* [Written exercise] Copy each line where the word "JSON" occurs.

* [Data supplied]

--

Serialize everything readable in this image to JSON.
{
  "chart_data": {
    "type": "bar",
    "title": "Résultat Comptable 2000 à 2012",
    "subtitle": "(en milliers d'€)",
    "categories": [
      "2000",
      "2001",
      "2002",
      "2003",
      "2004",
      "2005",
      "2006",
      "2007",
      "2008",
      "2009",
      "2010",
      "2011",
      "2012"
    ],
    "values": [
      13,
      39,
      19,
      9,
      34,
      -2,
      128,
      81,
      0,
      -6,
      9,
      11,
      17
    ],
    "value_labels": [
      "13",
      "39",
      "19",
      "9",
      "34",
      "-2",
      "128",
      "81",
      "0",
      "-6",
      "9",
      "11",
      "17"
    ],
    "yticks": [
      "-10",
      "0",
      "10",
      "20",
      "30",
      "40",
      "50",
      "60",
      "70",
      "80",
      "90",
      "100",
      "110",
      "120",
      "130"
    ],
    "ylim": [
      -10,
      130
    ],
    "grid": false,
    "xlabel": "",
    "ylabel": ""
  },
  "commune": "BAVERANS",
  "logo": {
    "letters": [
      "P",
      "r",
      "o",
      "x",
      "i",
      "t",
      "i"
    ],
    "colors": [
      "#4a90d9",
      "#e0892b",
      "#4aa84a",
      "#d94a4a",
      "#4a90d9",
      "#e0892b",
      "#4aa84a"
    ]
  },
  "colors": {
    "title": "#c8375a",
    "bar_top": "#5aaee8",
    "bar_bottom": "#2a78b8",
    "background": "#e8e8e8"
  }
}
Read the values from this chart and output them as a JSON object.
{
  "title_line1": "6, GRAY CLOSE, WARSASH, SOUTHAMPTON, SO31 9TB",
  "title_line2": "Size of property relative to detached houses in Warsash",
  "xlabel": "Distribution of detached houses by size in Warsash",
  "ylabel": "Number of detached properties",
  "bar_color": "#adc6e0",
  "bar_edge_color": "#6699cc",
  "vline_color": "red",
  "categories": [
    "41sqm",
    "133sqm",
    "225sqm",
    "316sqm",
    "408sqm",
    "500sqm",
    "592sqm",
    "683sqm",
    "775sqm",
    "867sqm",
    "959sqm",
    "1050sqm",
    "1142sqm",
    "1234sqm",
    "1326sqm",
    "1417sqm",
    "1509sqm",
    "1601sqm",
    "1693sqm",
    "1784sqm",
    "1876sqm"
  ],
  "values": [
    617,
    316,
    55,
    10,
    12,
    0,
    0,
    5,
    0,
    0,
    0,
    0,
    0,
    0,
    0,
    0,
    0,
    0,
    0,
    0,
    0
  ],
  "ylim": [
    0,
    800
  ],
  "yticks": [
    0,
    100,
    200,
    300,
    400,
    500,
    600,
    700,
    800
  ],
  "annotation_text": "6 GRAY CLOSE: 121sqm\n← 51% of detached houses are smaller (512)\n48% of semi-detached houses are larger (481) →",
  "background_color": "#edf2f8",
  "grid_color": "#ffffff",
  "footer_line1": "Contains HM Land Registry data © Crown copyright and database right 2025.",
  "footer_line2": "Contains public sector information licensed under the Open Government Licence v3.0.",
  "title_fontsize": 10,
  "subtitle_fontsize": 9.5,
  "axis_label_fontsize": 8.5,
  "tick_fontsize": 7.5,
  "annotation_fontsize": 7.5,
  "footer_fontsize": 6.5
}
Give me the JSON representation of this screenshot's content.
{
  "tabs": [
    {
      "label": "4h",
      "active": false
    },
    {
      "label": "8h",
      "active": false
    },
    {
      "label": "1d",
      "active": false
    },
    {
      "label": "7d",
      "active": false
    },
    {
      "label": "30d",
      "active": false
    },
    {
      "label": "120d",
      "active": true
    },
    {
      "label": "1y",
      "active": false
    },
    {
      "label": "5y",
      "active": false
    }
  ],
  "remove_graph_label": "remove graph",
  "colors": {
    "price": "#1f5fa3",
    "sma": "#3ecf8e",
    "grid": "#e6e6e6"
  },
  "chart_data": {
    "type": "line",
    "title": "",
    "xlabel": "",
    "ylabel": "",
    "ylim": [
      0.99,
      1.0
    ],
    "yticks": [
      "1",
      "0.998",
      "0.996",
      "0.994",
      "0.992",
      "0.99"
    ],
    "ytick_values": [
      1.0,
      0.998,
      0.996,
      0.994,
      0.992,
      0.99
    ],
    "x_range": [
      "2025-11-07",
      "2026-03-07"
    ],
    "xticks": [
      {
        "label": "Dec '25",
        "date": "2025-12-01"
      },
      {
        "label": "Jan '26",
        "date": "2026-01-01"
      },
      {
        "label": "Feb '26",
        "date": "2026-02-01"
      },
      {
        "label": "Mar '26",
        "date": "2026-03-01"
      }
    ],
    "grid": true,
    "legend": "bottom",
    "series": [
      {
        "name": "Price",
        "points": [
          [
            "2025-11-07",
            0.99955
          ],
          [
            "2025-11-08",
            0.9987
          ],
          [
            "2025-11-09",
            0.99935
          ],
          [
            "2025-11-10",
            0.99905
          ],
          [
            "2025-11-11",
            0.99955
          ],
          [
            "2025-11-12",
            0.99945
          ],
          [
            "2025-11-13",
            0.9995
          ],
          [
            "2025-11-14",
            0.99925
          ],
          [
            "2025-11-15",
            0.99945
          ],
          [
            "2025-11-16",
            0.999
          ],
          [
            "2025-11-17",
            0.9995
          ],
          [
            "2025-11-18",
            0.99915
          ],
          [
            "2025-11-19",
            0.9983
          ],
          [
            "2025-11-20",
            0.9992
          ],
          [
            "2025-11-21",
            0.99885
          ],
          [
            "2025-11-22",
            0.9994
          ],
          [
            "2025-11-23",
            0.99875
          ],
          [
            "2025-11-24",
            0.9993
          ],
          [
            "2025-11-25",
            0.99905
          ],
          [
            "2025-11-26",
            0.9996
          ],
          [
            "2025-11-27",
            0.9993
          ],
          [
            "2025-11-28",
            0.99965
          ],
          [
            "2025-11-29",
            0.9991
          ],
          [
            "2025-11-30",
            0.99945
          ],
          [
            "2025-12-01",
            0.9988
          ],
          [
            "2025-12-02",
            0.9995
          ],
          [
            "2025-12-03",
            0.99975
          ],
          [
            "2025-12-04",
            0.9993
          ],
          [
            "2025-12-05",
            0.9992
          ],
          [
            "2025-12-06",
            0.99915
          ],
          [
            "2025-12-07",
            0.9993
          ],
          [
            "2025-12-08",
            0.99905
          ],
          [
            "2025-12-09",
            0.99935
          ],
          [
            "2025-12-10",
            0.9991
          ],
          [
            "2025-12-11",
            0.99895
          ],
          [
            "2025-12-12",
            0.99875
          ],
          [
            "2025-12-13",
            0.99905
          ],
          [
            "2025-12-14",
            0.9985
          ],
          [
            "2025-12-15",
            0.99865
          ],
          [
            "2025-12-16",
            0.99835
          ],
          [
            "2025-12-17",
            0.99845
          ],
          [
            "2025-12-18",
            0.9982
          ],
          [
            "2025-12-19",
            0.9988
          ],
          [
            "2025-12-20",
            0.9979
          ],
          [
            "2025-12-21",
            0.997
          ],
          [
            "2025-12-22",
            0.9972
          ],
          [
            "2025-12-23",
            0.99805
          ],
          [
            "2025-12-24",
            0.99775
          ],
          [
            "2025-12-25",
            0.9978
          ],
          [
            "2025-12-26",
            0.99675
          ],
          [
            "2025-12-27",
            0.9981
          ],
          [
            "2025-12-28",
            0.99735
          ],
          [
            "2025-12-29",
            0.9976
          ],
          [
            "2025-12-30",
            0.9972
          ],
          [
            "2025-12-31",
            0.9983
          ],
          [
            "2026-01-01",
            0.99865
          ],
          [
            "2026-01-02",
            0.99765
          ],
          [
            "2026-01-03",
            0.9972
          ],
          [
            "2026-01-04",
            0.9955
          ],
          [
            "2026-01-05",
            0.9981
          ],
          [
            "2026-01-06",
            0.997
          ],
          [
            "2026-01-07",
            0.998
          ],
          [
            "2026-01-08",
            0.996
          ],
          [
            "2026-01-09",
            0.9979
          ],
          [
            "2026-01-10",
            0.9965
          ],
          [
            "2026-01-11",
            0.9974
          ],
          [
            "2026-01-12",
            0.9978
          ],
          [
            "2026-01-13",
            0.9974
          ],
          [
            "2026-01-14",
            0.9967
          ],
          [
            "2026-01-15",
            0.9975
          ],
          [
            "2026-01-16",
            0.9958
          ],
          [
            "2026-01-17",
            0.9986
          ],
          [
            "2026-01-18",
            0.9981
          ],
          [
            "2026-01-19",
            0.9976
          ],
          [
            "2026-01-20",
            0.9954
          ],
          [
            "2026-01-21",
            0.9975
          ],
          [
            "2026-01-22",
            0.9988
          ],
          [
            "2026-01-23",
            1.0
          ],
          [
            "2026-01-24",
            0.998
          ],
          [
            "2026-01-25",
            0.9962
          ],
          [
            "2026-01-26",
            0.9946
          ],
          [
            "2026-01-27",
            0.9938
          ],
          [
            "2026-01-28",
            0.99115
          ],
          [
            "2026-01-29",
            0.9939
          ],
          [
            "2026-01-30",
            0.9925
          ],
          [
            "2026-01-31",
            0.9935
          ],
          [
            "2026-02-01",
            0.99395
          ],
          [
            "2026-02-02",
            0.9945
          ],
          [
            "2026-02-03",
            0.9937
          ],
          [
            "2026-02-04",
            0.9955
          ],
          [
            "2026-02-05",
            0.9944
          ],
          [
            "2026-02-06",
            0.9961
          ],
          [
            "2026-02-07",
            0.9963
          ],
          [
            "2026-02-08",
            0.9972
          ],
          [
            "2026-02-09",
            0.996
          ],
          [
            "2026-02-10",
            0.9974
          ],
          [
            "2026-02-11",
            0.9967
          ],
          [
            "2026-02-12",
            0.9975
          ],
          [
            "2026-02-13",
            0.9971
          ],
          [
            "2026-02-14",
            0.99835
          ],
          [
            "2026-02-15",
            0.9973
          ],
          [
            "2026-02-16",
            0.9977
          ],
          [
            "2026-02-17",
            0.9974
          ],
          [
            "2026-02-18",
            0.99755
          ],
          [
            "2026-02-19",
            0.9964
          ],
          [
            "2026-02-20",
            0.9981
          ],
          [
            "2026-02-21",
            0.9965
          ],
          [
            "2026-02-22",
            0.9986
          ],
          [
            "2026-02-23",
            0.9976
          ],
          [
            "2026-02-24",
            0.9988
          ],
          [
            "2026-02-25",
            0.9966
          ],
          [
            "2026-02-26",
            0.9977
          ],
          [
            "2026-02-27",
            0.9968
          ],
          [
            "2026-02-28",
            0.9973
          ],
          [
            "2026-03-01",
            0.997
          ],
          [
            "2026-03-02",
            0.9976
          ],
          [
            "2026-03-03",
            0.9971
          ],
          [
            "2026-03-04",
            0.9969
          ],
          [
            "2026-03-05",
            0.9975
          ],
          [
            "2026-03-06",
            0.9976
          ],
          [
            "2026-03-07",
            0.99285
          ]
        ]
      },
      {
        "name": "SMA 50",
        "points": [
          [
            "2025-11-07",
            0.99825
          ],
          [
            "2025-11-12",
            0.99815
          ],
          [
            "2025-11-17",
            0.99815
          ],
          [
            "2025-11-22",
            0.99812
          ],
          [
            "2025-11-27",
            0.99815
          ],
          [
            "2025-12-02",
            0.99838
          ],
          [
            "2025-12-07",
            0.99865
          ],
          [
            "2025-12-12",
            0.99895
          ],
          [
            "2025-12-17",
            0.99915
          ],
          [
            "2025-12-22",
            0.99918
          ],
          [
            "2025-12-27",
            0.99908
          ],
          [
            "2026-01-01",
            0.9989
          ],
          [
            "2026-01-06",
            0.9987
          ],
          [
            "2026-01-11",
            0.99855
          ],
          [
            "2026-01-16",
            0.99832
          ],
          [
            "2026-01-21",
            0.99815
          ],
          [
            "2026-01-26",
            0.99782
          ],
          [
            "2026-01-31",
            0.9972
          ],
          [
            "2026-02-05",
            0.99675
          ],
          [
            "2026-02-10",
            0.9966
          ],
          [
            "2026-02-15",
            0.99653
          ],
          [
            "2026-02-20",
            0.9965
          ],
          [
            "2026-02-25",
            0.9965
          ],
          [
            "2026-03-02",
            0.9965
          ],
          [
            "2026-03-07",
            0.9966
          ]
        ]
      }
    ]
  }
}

--

* [Task solution]
Serialize everything readable in this image to JSON.
Read the values from this chart and output them as a JSON object.
Give me the JSON representation of this screenshot's content.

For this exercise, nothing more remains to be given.